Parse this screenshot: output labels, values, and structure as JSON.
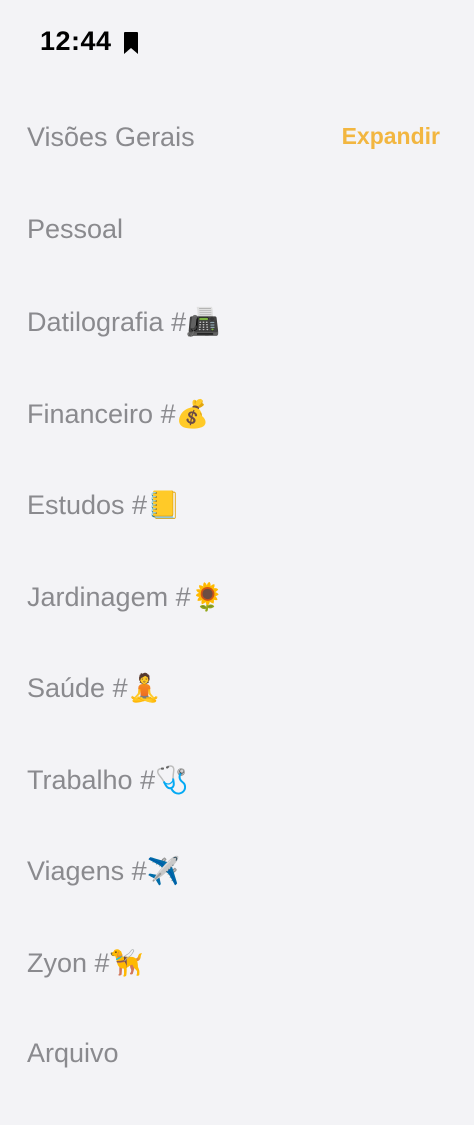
{
  "status_bar": {
    "time": "12:44",
    "icon": "bookmark-icon"
  },
  "header": {
    "title": "Visões Gerais",
    "expand_label": "Expandir",
    "accent_color": "#f2b640"
  },
  "items": [
    {
      "label": "Pessoal"
    },
    {
      "label": "Datilografia #📠"
    },
    {
      "label": "Financeiro #💰"
    },
    {
      "label": "Estudos #📒"
    },
    {
      "label": "Jardinagem #🌻"
    },
    {
      "label": "Saúde #🧘"
    },
    {
      "label": "Trabalho #🩺"
    },
    {
      "label": "Viagens #✈️"
    },
    {
      "label": "Zyon #🦮"
    },
    {
      "label": "Arquivo"
    }
  ]
}
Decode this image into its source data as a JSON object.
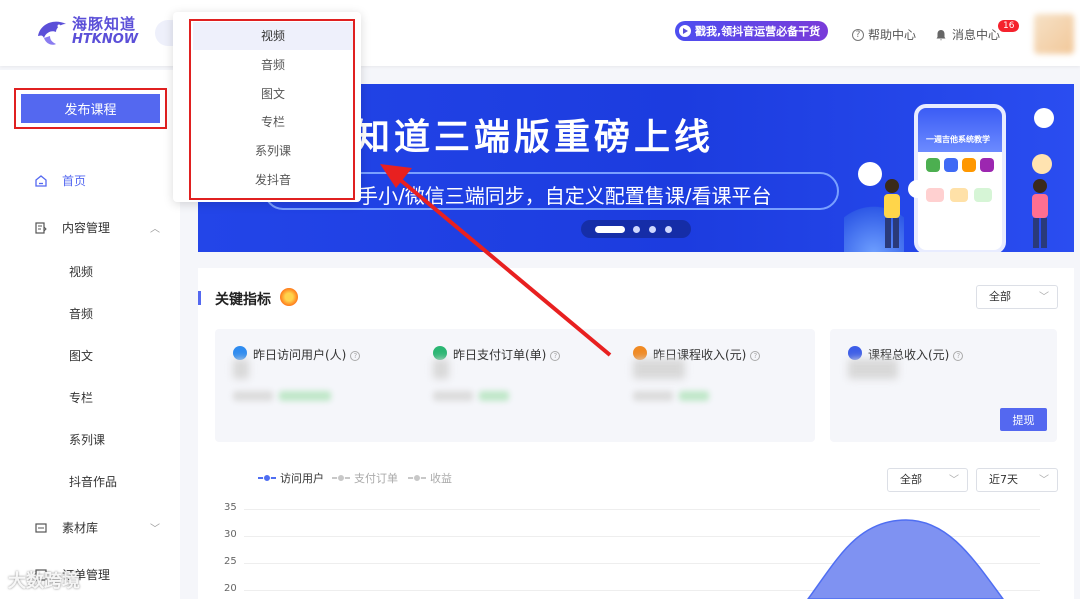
{
  "header": {
    "logo_cn": "海豚知道",
    "logo_en": "HTKNOW",
    "promo": "戳我,领抖音运营必备干货",
    "help": "帮助中心",
    "messages": "消息中心",
    "message_count": "16"
  },
  "sidebar": {
    "publish": "发布课程",
    "home": "首页",
    "content_mgmt": "内容管理",
    "sub_items": [
      "视频",
      "音频",
      "图文",
      "专栏",
      "系列课",
      "抖音作品"
    ],
    "library": "素材库",
    "order_mgmt": "订单管理"
  },
  "dropdown": {
    "items": [
      "视频",
      "音频",
      "图文",
      "专栏",
      "系列课",
      "发抖音"
    ],
    "highlighted": "视频"
  },
  "banner": {
    "title": "知道三端版重磅上线",
    "subtitle": "手小/微信三端同步，自定义配置售课/看课平台",
    "phone_title": "一週吉他系统教学"
  },
  "metrics": {
    "title": "关键指标",
    "filter": "全部",
    "stats": [
      {
        "label": "昨日访问用户(人)",
        "color": "#2f8cf0"
      },
      {
        "label": "昨日支付订单(单)",
        "color": "#2bb673"
      },
      {
        "label": "昨日课程收入(元)",
        "color": "#f08a24"
      }
    ],
    "total": {
      "label": "课程总收入(元)",
      "color": "#3d5ee8"
    },
    "withdraw": "提现"
  },
  "chart": {
    "legend": [
      "访问用户",
      "支付订单",
      "收益"
    ],
    "filter": "全部",
    "range": "近7天",
    "y_ticks": [
      "35",
      "30",
      "25",
      "20"
    ]
  },
  "chart_data": {
    "type": "area",
    "series": [
      {
        "name": "访问用户",
        "color": "#4f6ef2"
      },
      {
        "name": "支付订单",
        "color": "#c8c8c8"
      },
      {
        "name": "收益",
        "color": "#c8c8c8"
      }
    ],
    "y_ticks": [
      35,
      30,
      25,
      20
    ]
  },
  "watermark": "大数跨境"
}
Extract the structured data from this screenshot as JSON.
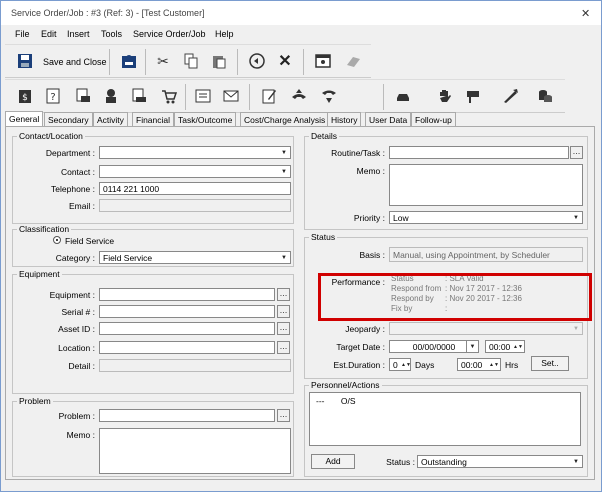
-------------------------
WHAT THIS TASK INVOLVES:
An exact transcription of all the entries is required, without the pictures.

ANSWER FOR THIS EXERCISE:
Parse this screenshot: output labels, values, and structure as JSON.
{
  "status_bar": {
    "time": "12:44",
    "icon": "bookmark-icon"
  },
  "header": {
    "title": "Visões Gerais",
    "expand_label": "Expandir",
    "accent_color": "#f2b640"
  },
  "items": [
    {
      "label": "Pessoal"
    },
    {
      "label": "Datilografia #📠"
    },
    {
      "label": "Financeiro #💰"
    },
    {
      "label": "Estudos #📒"
    },
    {
      "label": "Jardinagem #🌻"
    },
    {
      "label": "Saúde #🧘"
    },
    {
      "label": "Trabalho #🩺"
    },
    {
      "label": "Viagens #✈️"
    },
    {
      "label": "Zyon #🦮"
    },
    {
      "label": "Arquivo"
    }
  ]
}
Decode this image into its source data as a JSON object.
{
  "header": {
    "logo_cn": "海豚知道",
    "logo_en": "HTKNOW",
    "promo": "戳我,领抖音运营必备干货",
    "help": "帮助中心",
    "messages": "消息中心",
    "message_count": "16"
  },
  "sidebar": {
    "publish": "发布课程",
    "home": "首页",
    "content_mgmt": "内容管理",
    "sub_items": [
      "视频",
      "音频",
      "图文",
      "专栏",
      "系列课",
      "抖音作品"
    ],
    "library": "素材库",
    "order_mgmt": "订单管理"
  },
  "dropdown": {
    "items": [
      "视频",
      "音频",
      "图文",
      "专栏",
      "系列课",
      "发抖音"
    ],
    "highlighted": "视频"
  },
  "banner": {
    "title": "知道三端版重磅上线",
    "subtitle": "手小/微信三端同步，自定义配置售课/看课平台",
    "phone_title": "一週吉他系统教学"
  },
  "metrics": {
    "title": "关键指标",
    "filter": "全部",
    "stats": [
      {
        "label": "昨日访问用户(人)",
        "color": "#2f8cf0"
      },
      {
        "label": "昨日支付订单(单)",
        "color": "#2bb673"
      },
      {
        "label": "昨日课程收入(元)",
        "color": "#f08a24"
      }
    ],
    "total": {
      "label": "课程总收入(元)",
      "color": "#3d5ee8"
    },
    "withdraw": "提现"
  },
  "chart": {
    "legend": [
      "访问用户",
      "支付订单",
      "收益"
    ],
    "filter": "全部",
    "range": "近7天",
    "y_ticks": [
      "35",
      "30",
      "25",
      "20"
    ]
  },
  "chart_data": {
    "type": "area",
    "series": [
      {
        "name": "访问用户",
        "color": "#4f6ef2"
      },
      {
        "name": "支付订单",
        "color": "#c8c8c8"
      },
      {
        "name": "收益",
        "color": "#c8c8c8"
      }
    ],
    "y_ticks": [
      35,
      30,
      25,
      20
    ]
  },
  "watermark": "大数跨境"
}
Extract the structured data from this screenshot as JSON.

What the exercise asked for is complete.